Aim of the task:
Return every line of the items below that contains the string "their". Case matters.

Exercise input:

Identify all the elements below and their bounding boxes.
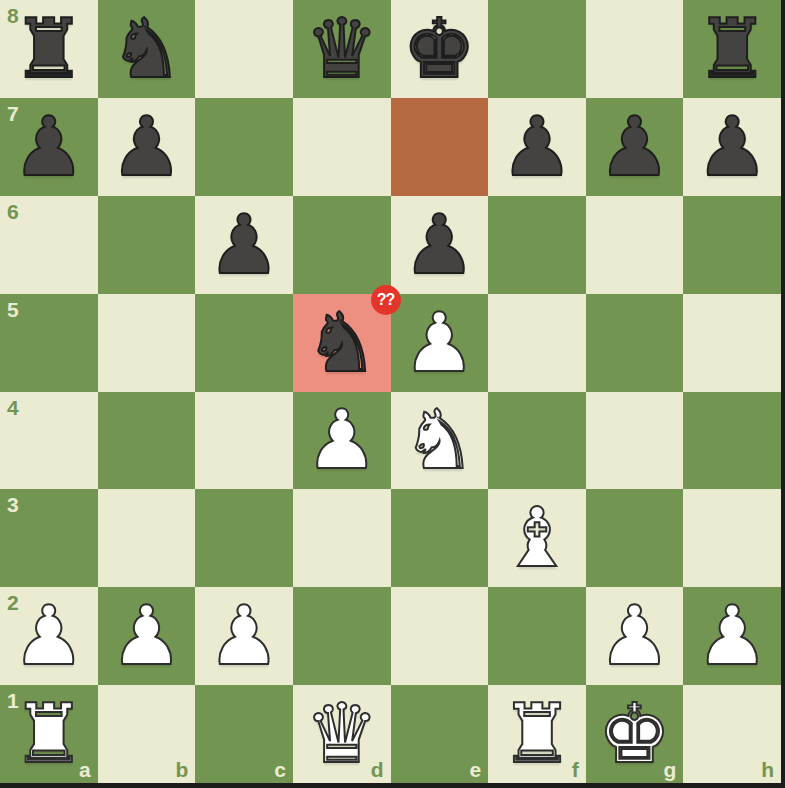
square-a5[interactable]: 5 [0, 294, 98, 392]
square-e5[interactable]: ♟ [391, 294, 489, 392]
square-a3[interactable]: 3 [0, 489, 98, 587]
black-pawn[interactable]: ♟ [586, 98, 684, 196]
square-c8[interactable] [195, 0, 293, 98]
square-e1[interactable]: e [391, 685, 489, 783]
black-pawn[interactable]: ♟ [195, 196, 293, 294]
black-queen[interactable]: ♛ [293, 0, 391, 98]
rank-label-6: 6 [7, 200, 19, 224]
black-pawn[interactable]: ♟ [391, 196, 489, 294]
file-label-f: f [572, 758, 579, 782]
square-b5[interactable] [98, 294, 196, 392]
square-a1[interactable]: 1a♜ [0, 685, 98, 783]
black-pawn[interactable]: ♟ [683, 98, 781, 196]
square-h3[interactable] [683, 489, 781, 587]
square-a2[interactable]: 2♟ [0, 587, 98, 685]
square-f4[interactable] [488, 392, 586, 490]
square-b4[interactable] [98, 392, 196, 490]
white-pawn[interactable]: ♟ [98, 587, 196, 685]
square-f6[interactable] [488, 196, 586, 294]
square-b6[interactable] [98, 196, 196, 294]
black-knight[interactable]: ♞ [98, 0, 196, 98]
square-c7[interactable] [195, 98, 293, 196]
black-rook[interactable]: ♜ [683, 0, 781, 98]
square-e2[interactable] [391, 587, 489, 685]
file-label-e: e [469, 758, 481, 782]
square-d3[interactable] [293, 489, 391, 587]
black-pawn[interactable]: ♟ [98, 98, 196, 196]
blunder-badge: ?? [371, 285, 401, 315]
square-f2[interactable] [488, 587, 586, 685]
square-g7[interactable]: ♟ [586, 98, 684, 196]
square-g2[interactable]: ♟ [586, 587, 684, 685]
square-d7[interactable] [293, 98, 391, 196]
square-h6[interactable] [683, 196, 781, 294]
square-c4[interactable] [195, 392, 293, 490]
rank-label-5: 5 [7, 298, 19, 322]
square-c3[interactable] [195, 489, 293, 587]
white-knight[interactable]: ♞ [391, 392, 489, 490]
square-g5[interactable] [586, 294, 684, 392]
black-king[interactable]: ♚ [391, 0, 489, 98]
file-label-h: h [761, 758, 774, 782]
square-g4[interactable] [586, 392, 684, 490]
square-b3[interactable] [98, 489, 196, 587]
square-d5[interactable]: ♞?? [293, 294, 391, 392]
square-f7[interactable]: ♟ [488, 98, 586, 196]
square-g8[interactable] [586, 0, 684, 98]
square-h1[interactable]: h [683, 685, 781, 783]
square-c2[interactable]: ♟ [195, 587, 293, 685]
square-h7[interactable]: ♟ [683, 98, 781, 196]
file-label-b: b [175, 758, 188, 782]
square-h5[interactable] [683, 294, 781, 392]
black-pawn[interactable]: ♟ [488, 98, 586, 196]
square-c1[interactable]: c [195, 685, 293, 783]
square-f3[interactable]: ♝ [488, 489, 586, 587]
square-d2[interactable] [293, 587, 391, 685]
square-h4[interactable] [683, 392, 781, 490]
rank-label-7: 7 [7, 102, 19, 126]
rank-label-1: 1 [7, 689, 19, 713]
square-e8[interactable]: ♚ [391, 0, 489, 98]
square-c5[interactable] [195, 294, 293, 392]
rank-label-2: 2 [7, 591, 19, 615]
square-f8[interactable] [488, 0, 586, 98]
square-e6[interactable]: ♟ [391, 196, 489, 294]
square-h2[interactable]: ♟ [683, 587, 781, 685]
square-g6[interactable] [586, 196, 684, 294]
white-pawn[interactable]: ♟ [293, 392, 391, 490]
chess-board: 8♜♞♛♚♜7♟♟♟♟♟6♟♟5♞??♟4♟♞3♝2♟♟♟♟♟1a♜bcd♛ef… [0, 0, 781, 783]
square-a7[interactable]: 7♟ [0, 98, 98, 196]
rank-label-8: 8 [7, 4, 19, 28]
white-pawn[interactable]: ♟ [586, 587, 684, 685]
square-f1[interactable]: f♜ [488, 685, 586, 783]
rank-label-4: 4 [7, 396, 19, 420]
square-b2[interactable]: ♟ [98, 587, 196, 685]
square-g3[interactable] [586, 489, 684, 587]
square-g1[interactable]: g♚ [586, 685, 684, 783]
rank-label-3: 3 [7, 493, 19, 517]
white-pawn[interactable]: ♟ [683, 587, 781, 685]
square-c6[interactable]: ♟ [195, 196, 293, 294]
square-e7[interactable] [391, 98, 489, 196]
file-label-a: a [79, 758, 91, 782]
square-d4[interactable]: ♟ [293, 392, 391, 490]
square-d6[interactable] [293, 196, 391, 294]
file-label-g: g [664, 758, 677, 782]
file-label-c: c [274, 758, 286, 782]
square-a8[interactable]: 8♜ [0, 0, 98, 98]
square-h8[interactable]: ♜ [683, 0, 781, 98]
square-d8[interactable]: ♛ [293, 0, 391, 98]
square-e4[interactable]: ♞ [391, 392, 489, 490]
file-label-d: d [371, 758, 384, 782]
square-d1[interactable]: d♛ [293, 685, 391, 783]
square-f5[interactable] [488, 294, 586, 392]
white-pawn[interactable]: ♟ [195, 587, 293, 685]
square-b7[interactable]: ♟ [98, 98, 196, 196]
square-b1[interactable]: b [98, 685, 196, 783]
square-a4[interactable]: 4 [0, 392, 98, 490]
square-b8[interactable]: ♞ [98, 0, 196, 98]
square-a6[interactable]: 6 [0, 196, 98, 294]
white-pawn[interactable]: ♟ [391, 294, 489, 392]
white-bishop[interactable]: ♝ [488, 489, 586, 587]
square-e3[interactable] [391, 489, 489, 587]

...

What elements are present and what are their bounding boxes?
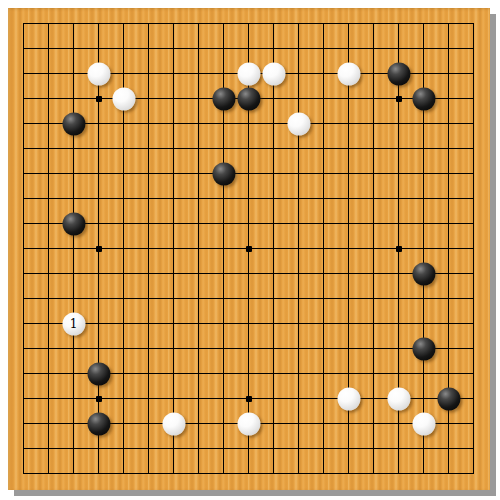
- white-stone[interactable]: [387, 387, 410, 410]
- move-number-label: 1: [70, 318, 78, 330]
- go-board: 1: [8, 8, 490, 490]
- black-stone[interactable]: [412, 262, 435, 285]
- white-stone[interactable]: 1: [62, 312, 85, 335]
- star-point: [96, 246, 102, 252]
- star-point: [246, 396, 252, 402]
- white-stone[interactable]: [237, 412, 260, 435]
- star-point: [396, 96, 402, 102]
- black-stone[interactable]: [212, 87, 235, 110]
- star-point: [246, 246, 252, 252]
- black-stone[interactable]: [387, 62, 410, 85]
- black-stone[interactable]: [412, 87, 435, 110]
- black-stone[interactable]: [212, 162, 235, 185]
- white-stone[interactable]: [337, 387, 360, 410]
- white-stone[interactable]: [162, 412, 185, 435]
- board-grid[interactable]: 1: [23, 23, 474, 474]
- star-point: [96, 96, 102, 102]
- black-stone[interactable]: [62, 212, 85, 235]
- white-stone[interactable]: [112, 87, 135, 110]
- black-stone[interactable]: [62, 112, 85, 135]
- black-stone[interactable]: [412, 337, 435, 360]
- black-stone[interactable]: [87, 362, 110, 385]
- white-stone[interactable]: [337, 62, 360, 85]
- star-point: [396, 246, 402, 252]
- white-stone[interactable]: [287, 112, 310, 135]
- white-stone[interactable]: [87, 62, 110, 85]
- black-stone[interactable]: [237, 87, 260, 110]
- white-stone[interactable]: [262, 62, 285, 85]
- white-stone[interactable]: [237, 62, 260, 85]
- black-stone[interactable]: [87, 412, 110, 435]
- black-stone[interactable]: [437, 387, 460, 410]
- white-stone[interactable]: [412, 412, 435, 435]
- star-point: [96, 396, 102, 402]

Response to this task:
Identify all the elements below and their bounding boxes.
What elements are present and what are their bounding boxes?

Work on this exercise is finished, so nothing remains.